--- Start Data shown ---

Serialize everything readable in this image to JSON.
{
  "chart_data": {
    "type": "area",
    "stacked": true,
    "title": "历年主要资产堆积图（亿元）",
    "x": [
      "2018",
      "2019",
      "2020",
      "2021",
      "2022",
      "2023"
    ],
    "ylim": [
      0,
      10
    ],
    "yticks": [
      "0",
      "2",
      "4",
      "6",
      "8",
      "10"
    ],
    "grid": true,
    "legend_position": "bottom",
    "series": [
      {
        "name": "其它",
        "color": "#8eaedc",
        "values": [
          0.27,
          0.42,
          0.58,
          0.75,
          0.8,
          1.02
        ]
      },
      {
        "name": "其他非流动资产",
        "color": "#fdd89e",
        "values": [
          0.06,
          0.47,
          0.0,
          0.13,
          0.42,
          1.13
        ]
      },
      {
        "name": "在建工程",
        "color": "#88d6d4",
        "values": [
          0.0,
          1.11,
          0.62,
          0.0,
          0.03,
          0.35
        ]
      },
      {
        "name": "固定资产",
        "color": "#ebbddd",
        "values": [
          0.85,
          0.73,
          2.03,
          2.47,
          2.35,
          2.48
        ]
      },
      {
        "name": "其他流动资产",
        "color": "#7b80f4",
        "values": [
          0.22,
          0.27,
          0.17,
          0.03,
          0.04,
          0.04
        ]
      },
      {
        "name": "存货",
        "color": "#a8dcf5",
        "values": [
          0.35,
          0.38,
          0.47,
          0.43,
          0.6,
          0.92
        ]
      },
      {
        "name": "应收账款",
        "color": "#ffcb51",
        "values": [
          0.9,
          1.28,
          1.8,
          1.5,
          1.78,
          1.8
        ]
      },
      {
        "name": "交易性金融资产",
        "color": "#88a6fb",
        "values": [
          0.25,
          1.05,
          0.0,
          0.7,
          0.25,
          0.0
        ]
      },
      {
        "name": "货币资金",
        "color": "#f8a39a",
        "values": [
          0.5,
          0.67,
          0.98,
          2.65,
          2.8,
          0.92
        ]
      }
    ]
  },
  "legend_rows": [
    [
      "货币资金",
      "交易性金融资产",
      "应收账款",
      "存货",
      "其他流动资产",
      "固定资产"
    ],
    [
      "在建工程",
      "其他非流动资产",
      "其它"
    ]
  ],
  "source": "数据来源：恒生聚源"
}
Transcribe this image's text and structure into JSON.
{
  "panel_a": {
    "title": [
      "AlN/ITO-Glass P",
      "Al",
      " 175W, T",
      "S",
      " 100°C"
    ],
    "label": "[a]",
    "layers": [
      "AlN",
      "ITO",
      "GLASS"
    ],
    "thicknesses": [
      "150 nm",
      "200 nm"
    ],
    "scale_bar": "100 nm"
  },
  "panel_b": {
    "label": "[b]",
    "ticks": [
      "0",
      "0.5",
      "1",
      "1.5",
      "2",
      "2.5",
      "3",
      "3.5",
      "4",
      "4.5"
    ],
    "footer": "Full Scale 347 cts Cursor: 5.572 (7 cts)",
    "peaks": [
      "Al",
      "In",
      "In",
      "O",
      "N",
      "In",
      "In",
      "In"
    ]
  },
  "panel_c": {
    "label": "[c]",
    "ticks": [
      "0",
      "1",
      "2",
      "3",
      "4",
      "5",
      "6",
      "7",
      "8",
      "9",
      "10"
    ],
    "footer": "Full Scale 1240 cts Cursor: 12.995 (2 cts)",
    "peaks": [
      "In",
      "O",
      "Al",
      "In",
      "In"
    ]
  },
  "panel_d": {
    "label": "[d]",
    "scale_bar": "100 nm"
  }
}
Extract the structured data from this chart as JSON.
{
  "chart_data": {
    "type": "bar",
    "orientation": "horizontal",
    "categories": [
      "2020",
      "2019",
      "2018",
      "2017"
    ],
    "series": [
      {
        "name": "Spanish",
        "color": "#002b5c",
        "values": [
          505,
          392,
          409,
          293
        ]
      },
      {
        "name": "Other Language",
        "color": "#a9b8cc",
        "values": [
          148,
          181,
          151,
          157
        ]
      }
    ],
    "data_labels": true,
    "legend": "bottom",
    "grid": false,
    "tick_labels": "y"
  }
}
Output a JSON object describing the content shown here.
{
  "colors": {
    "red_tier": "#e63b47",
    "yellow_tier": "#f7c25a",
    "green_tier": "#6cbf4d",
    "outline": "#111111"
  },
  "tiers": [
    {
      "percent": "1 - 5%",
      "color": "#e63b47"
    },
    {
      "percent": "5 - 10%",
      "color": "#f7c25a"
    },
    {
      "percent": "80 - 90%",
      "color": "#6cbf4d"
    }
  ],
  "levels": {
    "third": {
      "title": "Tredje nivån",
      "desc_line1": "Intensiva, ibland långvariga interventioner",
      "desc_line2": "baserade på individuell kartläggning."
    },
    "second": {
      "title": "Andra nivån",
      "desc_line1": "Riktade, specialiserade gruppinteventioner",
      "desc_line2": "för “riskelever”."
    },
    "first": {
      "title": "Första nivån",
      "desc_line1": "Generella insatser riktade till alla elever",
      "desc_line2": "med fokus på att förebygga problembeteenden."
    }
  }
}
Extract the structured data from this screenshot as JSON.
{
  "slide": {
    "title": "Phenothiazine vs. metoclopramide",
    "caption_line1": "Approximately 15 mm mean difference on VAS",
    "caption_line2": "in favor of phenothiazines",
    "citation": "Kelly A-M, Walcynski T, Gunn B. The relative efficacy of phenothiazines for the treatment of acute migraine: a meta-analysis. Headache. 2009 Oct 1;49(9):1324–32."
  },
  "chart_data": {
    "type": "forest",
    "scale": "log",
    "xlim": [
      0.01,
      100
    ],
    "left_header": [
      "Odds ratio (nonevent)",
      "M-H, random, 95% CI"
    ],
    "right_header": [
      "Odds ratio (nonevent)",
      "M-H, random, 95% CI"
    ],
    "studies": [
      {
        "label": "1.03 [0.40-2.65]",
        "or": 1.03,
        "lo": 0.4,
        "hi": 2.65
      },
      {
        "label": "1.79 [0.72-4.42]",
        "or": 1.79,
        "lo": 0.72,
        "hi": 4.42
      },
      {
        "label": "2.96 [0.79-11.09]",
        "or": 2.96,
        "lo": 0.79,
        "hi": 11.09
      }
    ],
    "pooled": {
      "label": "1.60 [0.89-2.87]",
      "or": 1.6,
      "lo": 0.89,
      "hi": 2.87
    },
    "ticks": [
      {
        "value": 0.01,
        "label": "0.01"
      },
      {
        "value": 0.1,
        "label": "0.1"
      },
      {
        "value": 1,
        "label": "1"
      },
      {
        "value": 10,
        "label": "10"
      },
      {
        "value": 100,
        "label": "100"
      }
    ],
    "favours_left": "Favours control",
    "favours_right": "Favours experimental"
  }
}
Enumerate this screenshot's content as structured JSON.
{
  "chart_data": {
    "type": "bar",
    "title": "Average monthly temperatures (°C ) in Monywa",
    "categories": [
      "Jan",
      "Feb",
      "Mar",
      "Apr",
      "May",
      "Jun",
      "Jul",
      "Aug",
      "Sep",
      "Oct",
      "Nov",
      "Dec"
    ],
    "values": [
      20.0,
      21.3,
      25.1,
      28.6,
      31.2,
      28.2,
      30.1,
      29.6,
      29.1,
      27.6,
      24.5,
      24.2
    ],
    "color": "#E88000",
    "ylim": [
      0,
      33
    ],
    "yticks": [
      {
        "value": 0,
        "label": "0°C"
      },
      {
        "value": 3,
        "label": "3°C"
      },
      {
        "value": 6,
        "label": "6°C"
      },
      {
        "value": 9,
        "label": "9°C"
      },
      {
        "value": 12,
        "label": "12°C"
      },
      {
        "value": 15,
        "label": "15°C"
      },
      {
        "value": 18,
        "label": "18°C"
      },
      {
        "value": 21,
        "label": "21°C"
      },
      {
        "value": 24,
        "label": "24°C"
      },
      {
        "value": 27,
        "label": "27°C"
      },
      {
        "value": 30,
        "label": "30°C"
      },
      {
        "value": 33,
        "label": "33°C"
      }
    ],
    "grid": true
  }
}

--- End Data shown ---

_Objective_. Count every line bearing the word "title"; report the total only.

_Written solution_. 7